* Start DATASET ROWS *

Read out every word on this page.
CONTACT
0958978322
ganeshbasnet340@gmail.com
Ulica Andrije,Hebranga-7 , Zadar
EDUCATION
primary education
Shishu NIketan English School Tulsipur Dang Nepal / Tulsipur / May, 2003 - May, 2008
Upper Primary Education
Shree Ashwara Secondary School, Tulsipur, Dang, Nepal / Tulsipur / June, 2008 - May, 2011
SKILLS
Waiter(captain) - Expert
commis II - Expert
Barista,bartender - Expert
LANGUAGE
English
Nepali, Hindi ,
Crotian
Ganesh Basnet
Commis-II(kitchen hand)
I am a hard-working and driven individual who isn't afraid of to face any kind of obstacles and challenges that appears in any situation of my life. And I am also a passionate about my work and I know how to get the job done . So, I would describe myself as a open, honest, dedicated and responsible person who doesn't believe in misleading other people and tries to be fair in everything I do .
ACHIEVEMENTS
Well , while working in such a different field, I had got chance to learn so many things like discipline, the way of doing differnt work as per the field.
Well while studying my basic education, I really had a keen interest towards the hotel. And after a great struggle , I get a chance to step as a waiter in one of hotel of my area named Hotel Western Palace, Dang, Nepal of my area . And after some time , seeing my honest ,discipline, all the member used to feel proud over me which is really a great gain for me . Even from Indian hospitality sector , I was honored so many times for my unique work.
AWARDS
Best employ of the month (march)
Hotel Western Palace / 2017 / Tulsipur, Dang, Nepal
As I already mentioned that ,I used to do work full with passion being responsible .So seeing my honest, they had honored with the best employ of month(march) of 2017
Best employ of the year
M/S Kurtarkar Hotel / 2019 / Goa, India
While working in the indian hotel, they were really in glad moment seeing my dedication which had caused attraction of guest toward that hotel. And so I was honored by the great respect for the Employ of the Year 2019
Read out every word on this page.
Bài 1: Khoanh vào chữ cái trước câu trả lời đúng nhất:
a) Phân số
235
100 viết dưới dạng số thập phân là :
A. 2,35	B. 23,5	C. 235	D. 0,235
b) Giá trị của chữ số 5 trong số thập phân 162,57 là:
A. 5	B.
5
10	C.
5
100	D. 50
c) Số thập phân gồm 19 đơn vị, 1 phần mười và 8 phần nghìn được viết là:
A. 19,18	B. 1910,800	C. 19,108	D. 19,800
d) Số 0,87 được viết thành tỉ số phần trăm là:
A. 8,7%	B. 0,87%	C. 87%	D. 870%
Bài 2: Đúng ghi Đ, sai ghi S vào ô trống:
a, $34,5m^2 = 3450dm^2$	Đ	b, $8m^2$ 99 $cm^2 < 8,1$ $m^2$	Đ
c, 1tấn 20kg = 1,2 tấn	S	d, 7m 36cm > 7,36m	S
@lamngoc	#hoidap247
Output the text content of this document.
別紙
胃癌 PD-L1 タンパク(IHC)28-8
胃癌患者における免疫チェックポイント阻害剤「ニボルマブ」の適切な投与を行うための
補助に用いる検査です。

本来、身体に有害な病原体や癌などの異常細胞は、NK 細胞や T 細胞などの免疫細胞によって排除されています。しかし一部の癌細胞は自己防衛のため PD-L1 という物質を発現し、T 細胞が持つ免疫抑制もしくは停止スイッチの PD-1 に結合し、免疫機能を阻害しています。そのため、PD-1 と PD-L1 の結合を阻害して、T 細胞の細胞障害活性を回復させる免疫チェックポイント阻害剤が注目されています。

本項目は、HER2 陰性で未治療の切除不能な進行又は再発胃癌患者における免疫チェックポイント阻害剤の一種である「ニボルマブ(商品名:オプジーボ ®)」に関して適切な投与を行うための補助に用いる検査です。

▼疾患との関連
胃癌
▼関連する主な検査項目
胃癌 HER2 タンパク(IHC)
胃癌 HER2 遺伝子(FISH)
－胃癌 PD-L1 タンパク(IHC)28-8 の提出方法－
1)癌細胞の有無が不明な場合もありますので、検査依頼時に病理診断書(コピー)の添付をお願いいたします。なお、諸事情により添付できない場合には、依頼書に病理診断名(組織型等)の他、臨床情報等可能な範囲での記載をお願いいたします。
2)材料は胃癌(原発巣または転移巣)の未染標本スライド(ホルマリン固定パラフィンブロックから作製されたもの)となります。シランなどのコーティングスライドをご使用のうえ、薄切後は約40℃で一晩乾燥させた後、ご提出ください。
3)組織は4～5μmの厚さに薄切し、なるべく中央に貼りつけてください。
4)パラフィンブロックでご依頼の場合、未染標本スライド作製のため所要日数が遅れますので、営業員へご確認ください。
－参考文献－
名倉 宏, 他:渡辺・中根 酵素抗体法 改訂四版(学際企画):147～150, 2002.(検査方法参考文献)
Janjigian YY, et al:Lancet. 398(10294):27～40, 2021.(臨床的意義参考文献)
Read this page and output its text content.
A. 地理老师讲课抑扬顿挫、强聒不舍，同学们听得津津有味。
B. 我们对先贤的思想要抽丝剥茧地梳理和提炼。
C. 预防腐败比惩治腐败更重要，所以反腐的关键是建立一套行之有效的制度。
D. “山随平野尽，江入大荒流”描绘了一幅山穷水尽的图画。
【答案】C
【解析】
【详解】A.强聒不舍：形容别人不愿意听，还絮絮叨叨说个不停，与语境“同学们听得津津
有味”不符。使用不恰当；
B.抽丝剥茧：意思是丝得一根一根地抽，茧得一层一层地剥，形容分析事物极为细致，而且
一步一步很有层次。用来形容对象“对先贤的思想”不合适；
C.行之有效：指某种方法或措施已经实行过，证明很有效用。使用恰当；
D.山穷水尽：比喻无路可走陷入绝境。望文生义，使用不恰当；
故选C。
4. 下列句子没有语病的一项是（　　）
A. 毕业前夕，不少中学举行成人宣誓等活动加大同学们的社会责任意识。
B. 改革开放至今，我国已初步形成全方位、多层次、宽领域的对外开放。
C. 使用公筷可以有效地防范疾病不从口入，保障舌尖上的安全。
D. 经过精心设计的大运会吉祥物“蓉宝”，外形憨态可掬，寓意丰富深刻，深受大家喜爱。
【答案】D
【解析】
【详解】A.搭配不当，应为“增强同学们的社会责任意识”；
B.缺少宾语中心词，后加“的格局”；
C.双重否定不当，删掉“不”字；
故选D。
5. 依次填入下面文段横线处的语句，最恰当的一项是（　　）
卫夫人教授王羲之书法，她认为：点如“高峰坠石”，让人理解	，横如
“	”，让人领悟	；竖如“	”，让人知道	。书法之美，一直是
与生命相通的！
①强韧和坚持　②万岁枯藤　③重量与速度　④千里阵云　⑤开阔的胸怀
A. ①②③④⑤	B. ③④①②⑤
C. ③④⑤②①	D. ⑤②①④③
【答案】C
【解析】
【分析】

* End DATASET ROWS *

TASK STATEMENT:
Count every line bearing the word "使用不恰当"; report the total only.

FINISHED ANSWER:
2